→ **Exercise task**:
Return the entries below verbatim. Pictures stay out.

→ **Collected data**:
┄┄┄┄┄┄┄┄┄┄┄┄┄┄┄┄┄┄┄┄

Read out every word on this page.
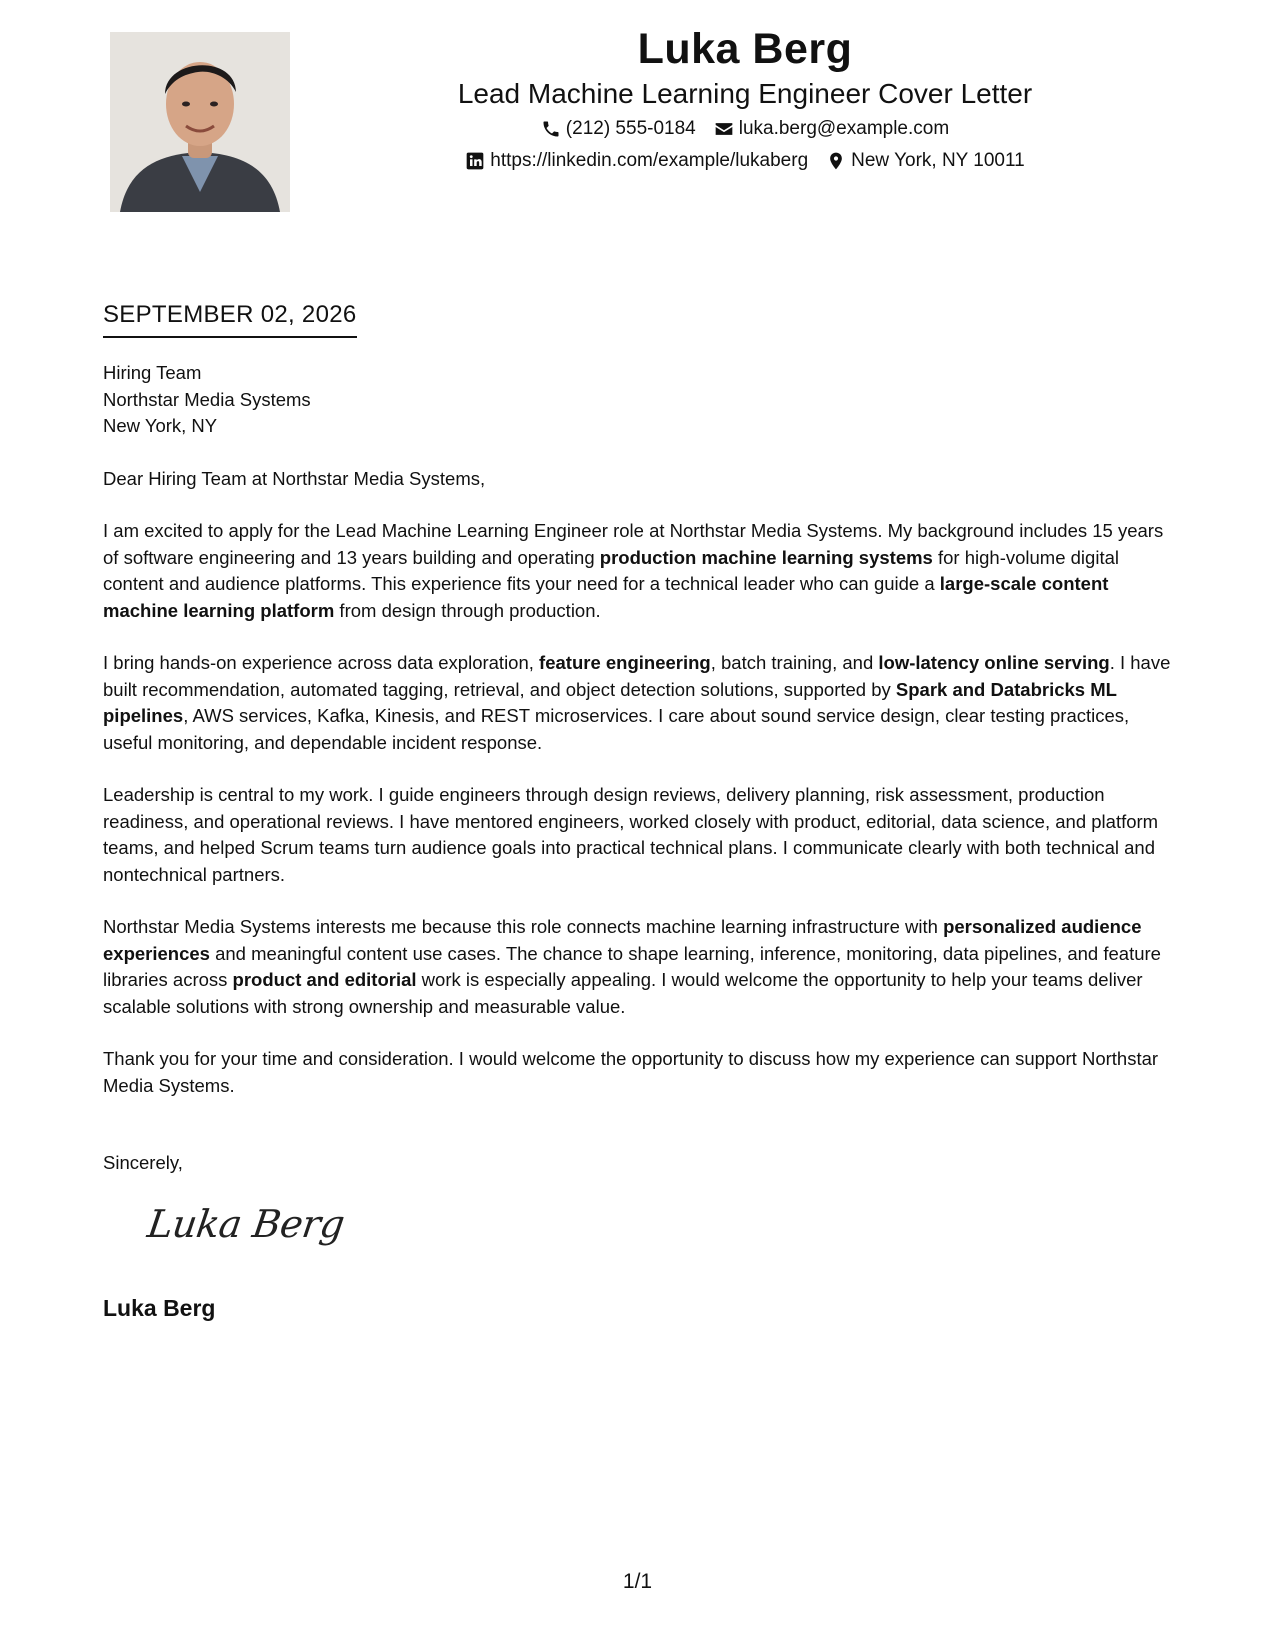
Luka Berg
Lead Machine Learning Engineer Cover Letter
(212) 555-0184 luka.berg@example.com
https://linkedin.com/example/lukaberg New York, NY 10011
SEPTEMBER 02, 2026
Hiring Team
Northstar Media Systems
New York, NY
Dear Hiring Team at Northstar Media Systems,

I am excited to apply for the Lead Machine Learning Engineer role at Northstar Media Systems. My background includes 15 years of software engineering and 13 years building and operating production machine learning systems for high-volume digital content and audience platforms. This experience fits your need for a technical leader who can guide a large-scale content machine learning platform from design through production.

I bring hands-on experience across data exploration, feature engineering, batch training, and low-latency online serving. I have built recommendation, automated tagging, retrieval, and object detection solutions, supported by Spark and Databricks ML pipelines, AWS services, Kafka, Kinesis, and REST microservices. I care about sound service design, clear testing practices, useful monitoring, and dependable incident response.

Leadership is central to my work. I guide engineers through design reviews, delivery planning, risk assessment, production readiness, and operational reviews. I have mentored engineers, worked closely with product, editorial, data science, and platform teams, and helped Scrum teams turn audience goals into practical technical plans. I communicate clearly with both technical and nontechnical partners.

Northstar Media Systems interests me because this role connects machine learning infrastructure with personalized audience experiences and meaningful content use cases. The chance to shape learning, inference, monitoring, data pipelines, and feature libraries across product and editorial work is especially appealing. I would welcome the opportunity to help your teams deliver scalable solutions with strong ownership and measurable value.

Thank you for your time and consideration. I would welcome the opportunity to discuss how my experience can support Northstar Media Systems.

Sincerely,
Luka Berg
Luka Berg
1/1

┄┄┄┄┄┄┄┄┄┄┄┄┄┄┄┄┄┄┄┄

→ **Solved exercise**:
Read out every word on this page.
Luka Berg
Lead Machine Learning Engineer Cover Letter
(212) 555-0184 luka.berg@example.com
https://linkedin.com/example/lukaberg New York, NY 10011
SEPTEMBER 02, 2026
Hiring Team
Northstar Media Systems
New York, NY
Dear Hiring Team at Northstar Media Systems,

I am excited to apply for the Lead Machine Learning Engineer role at Northstar Media Systems. My background includes 15 years of software engineering and 13 years building and operating production machine learning systems for high-volume digital content and audience platforms. This experience fits your need for a technical leader who can guide a large-scale content machine learning platform from design through production.

I bring hands-on experience across data exploration, feature engineering, batch training, and low-latency online serving. I have built recommendation, automated tagging, retrieval, and object detection solutions, supported by Spark and Databricks ML pipelines, AWS services, Kafka, Kinesis, and REST microservices. I care about sound service design, clear testing practices, useful monitoring, and dependable incident response.

Leadership is central to my work. I guide engineers through design reviews, delivery planning, risk assessment, production readiness, and operational reviews. I have mentored engineers, worked closely with product, editorial, data science, and platform teams, and helped Scrum teams turn audience goals into practical technical plans. I communicate clearly with both technical and nontechnical partners.

Northstar Media Systems interests me because this role connects machine learning infrastructure with personalized audience experiences and meaningful content use cases. The chance to shape learning, inference, monitoring, data pipelines, and feature libraries across product and editorial work is especially appealing. I would welcome the opportunity to help your teams deliver scalable solutions with strong ownership and measurable value.

Thank you for your time and consideration. I would welcome the opportunity to discuss how my experience can support Northstar Media Systems.

Sincerely,
Luka Berg
Luka Berg
1/1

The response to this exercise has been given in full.